■ **Requirement**
Omit all pictures and give the records below again exactly as written.

(Dataset rows about figures)
★ ★ ★ ★ ★

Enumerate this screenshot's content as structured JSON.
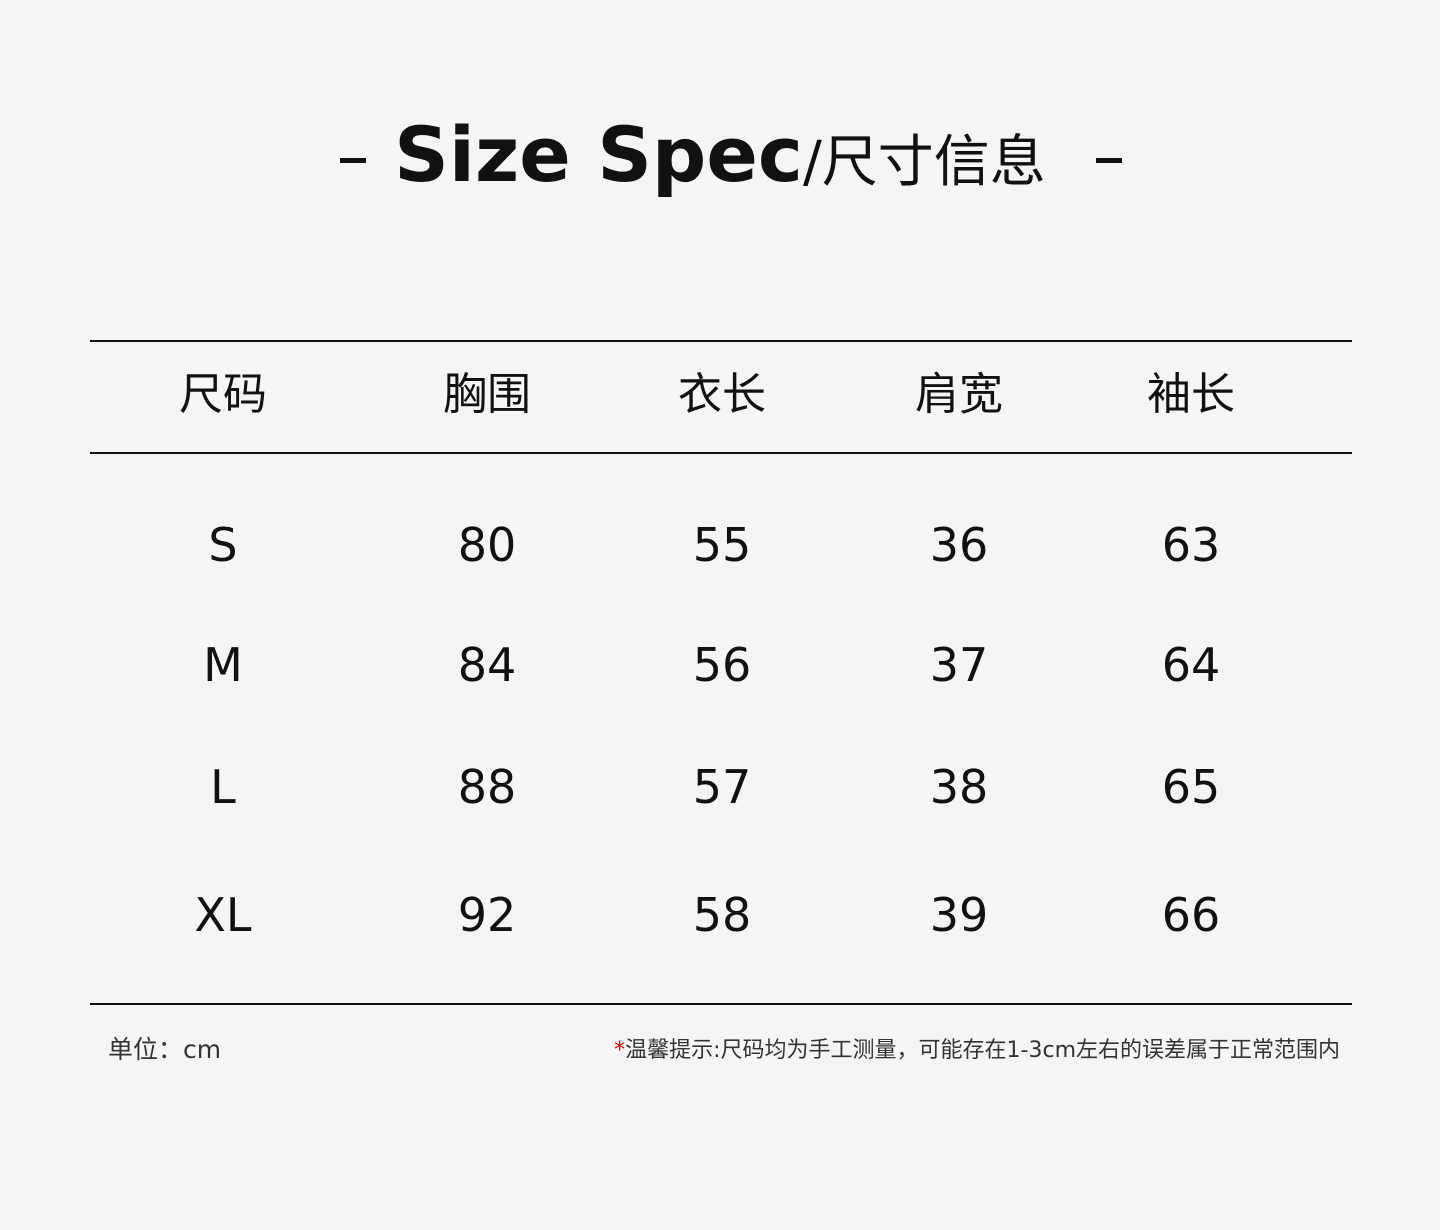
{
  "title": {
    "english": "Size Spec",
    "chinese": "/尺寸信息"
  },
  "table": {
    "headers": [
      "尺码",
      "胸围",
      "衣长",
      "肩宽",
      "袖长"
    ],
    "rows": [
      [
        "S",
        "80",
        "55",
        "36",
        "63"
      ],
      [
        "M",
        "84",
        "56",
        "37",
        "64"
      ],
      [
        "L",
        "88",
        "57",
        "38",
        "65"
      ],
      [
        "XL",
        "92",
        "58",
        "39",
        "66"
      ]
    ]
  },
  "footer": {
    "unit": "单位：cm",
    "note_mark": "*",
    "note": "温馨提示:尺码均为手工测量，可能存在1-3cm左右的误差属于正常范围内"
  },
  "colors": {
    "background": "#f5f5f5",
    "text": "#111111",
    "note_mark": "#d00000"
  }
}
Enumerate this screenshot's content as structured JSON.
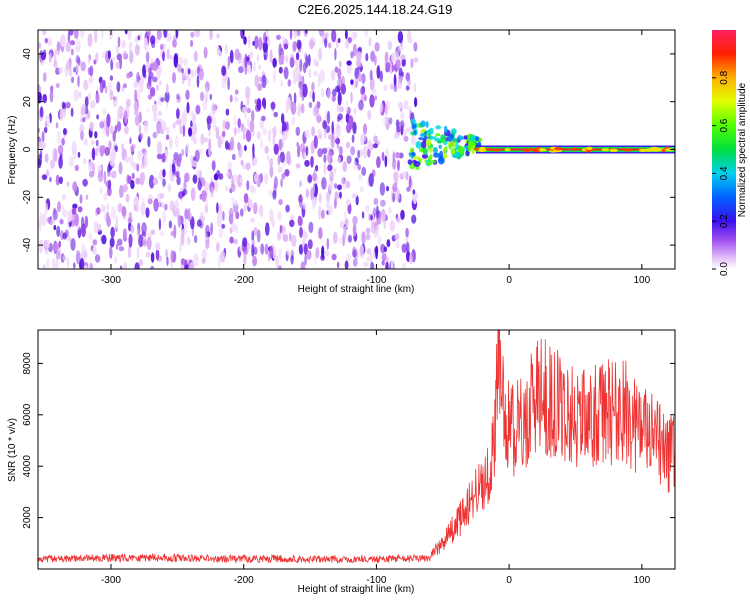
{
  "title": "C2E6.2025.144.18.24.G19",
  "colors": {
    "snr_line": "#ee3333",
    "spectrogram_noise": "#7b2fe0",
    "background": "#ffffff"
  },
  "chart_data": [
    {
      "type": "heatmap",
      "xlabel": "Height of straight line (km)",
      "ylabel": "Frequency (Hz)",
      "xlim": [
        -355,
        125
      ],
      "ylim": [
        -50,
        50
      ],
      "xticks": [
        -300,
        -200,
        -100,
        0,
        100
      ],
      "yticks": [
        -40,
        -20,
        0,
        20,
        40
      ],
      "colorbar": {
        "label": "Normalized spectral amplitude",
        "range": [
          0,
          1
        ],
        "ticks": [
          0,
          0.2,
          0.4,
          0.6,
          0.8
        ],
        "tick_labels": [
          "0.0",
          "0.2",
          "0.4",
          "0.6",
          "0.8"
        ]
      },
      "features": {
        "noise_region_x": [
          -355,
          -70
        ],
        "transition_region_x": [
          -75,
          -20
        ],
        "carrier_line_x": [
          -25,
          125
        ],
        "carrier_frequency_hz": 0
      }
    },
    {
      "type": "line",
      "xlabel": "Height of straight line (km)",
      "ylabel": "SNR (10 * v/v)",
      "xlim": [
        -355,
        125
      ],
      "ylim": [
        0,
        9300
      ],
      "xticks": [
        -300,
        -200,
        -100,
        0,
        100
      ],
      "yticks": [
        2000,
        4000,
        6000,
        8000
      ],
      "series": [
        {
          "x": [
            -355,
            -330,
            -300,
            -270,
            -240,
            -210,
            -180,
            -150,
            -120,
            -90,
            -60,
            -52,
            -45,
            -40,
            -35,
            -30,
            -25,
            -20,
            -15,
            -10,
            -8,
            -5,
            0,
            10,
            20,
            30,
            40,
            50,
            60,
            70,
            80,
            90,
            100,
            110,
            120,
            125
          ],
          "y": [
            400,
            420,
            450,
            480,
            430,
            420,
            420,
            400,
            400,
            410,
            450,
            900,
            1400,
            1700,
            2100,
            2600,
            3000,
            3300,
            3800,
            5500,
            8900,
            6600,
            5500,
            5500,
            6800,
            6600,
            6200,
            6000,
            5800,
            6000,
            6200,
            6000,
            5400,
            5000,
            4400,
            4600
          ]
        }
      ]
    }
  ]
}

★ ★ ★ ★ ★

■ **Correct output**
Enumerate this screenshot's content as structured JSON.
{
  "title": {
    "english": "Size Spec",
    "chinese": "/尺寸信息"
  },
  "table": {
    "headers": [
      "尺码",
      "胸围",
      "衣长",
      "肩宽",
      "袖长"
    ],
    "rows": [
      [
        "S",
        "80",
        "55",
        "36",
        "63"
      ],
      [
        "M",
        "84",
        "56",
        "37",
        "64"
      ],
      [
        "L",
        "88",
        "57",
        "38",
        "65"
      ],
      [
        "XL",
        "92",
        "58",
        "39",
        "66"
      ]
    ]
  },
  "footer": {
    "unit": "单位：cm",
    "note_mark": "*",
    "note": "温馨提示:尺码均为手工测量，可能存在1-3cm左右的误差属于正常范围内"
  },
  "colors": {
    "background": "#f5f5f5",
    "text": "#111111",
    "note_mark": "#d00000"
  }
}
Enumerate this screenshot's content as structured JSON.
{
  "title": "C2E6.2025.144.18.24.G19",
  "colors": {
    "snr_line": "#ee3333",
    "spectrogram_noise": "#7b2fe0",
    "background": "#ffffff"
  },
  "chart_data": [
    {
      "type": "heatmap",
      "xlabel": "Height of straight line (km)",
      "ylabel": "Frequency (Hz)",
      "xlim": [
        -355,
        125
      ],
      "ylim": [
        -50,
        50
      ],
      "xticks": [
        -300,
        -200,
        -100,
        0,
        100
      ],
      "yticks": [
        -40,
        -20,
        0,
        20,
        40
      ],
      "colorbar": {
        "label": "Normalized spectral amplitude",
        "range": [
          0,
          1
        ],
        "ticks": [
          0,
          0.2,
          0.4,
          0.6,
          0.8
        ],
        "tick_labels": [
          "0.0",
          "0.2",
          "0.4",
          "0.6",
          "0.8"
        ]
      },
      "features": {
        "noise_region_x": [
          -355,
          -70
        ],
        "transition_region_x": [
          -75,
          -20
        ],
        "carrier_line_x": [
          -25,
          125
        ],
        "carrier_frequency_hz": 0
      }
    },
    {
      "type": "line",
      "xlabel": "Height of straight line (km)",
      "ylabel": "SNR (10 * v/v)",
      "xlim": [
        -355,
        125
      ],
      "ylim": [
        0,
        9300
      ],
      "xticks": [
        -300,
        -200,
        -100,
        0,
        100
      ],
      "yticks": [
        2000,
        4000,
        6000,
        8000
      ],
      "series": [
        {
          "x": [
            -355,
            -330,
            -300,
            -270,
            -240,
            -210,
            -180,
            -150,
            -120,
            -90,
            -60,
            -52,
            -45,
            -40,
            -35,
            -30,
            -25,
            -20,
            -15,
            -10,
            -8,
            -5,
            0,
            10,
            20,
            30,
            40,
            50,
            60,
            70,
            80,
            90,
            100,
            110,
            120,
            125
          ],
          "y": [
            400,
            420,
            450,
            480,
            430,
            420,
            420,
            400,
            400,
            410,
            450,
            900,
            1400,
            1700,
            2100,
            2600,
            3000,
            3300,
            3800,
            5500,
            8900,
            6600,
            5500,
            5500,
            6800,
            6600,
            6200,
            6000,
            5800,
            6000,
            6200,
            6000,
            5400,
            5000,
            4400,
            4600
          ]
        }
      ]
    }
  ]
}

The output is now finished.